__WHAT IS ASKED__. State the number of lines below in which the word "Know" appears. Nothing else belongs in the answer.

__GIVEN DATA__.
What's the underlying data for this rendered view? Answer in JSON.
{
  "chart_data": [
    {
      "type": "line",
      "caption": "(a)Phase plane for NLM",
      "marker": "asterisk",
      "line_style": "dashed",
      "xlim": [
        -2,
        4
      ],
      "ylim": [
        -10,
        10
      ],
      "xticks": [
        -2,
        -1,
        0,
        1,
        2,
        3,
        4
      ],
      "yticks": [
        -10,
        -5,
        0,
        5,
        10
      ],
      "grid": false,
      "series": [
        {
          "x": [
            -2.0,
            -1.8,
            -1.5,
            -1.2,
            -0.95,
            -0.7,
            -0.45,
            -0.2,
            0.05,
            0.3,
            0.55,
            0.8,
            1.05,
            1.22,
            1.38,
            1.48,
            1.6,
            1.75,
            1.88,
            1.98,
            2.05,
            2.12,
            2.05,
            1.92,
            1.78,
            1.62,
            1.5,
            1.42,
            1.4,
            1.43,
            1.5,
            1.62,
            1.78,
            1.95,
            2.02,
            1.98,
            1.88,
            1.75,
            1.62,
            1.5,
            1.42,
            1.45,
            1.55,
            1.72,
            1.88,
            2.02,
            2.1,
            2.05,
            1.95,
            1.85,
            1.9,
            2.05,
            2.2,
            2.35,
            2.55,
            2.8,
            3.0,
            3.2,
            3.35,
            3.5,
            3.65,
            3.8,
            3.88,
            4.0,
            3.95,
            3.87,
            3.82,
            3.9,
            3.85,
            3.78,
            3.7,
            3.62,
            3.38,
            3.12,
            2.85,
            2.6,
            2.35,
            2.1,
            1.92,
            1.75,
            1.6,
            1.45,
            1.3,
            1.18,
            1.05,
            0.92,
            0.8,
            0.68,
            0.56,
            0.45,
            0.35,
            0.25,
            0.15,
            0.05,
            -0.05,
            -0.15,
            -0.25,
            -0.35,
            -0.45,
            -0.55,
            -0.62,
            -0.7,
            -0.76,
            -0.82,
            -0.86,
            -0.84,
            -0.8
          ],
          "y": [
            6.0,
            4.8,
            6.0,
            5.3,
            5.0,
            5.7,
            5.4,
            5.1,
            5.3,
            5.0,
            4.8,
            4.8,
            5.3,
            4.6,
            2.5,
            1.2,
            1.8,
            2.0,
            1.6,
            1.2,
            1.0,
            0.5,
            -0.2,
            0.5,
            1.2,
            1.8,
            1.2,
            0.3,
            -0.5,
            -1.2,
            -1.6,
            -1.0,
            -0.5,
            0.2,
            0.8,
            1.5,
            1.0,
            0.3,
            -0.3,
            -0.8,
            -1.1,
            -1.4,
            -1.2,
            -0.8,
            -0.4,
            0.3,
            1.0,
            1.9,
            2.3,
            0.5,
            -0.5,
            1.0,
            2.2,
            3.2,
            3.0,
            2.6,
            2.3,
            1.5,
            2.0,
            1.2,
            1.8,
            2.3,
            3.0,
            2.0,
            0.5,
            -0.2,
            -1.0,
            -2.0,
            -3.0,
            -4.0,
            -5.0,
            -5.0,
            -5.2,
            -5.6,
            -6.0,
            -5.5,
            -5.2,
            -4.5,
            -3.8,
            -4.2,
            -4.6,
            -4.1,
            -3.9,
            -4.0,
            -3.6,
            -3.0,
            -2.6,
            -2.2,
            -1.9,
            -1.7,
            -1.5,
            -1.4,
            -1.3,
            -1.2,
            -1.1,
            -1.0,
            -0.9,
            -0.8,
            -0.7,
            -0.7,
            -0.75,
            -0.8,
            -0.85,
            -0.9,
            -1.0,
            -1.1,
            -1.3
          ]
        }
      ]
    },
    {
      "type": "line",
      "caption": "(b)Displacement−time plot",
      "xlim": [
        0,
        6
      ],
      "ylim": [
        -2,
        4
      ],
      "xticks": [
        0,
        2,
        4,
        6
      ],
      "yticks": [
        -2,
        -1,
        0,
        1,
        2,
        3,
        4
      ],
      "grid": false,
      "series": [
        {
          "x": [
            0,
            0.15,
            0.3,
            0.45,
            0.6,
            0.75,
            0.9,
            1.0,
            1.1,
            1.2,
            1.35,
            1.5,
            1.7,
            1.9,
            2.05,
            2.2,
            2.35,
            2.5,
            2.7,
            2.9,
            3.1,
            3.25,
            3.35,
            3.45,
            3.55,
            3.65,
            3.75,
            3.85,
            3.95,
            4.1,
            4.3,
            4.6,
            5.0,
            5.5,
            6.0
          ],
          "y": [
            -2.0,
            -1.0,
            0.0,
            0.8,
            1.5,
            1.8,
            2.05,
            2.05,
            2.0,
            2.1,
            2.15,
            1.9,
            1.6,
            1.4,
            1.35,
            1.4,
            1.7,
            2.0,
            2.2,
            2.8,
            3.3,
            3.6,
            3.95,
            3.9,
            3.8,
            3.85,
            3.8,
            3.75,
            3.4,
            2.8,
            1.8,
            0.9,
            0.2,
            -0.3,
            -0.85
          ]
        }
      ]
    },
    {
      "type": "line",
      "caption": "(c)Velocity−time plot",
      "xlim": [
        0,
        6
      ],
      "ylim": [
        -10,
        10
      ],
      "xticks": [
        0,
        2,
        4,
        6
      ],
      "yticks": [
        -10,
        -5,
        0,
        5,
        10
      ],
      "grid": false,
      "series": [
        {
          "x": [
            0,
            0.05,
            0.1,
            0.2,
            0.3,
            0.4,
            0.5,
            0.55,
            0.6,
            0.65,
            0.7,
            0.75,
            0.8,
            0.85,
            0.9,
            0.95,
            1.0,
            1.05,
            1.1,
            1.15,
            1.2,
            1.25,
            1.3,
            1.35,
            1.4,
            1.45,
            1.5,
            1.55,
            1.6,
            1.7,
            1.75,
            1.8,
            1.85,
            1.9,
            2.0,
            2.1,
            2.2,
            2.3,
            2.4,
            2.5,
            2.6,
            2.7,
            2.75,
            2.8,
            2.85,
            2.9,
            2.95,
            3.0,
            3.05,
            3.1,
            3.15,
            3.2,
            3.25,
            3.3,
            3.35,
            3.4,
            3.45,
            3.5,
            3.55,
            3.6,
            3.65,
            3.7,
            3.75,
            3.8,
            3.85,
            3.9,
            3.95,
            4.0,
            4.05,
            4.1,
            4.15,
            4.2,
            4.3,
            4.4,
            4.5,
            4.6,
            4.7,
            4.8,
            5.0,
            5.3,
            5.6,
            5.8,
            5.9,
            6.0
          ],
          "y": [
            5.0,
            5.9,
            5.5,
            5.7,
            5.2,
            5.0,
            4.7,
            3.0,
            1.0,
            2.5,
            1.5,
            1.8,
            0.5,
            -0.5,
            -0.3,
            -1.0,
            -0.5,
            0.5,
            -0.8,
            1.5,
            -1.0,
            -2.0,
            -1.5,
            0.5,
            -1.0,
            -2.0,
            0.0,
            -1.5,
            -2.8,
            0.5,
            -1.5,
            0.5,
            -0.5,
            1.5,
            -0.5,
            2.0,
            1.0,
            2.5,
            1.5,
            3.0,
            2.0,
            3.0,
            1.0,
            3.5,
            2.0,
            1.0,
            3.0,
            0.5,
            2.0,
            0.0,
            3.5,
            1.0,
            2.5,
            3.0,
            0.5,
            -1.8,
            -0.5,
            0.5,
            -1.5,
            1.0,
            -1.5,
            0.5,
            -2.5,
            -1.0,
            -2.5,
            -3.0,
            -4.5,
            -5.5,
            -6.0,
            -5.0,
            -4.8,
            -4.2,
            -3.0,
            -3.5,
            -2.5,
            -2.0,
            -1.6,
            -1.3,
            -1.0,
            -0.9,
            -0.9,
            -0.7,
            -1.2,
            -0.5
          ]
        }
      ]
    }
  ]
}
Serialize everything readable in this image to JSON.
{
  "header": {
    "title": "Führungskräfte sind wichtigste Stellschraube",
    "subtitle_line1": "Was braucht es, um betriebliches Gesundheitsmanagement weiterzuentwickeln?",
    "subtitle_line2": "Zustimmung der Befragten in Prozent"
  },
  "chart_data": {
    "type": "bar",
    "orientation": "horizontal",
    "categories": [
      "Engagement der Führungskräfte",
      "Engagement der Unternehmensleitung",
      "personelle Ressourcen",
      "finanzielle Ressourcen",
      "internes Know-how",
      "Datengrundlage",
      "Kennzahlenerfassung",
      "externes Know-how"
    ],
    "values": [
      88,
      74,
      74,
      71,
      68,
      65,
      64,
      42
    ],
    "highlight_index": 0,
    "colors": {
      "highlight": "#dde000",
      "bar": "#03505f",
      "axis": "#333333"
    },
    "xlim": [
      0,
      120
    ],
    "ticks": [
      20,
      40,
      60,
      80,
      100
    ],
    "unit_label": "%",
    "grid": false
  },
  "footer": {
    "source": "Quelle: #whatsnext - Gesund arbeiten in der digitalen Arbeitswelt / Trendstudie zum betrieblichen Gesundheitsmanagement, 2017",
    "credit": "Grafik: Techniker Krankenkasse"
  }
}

__ANSWER TO THIS TASK__. 2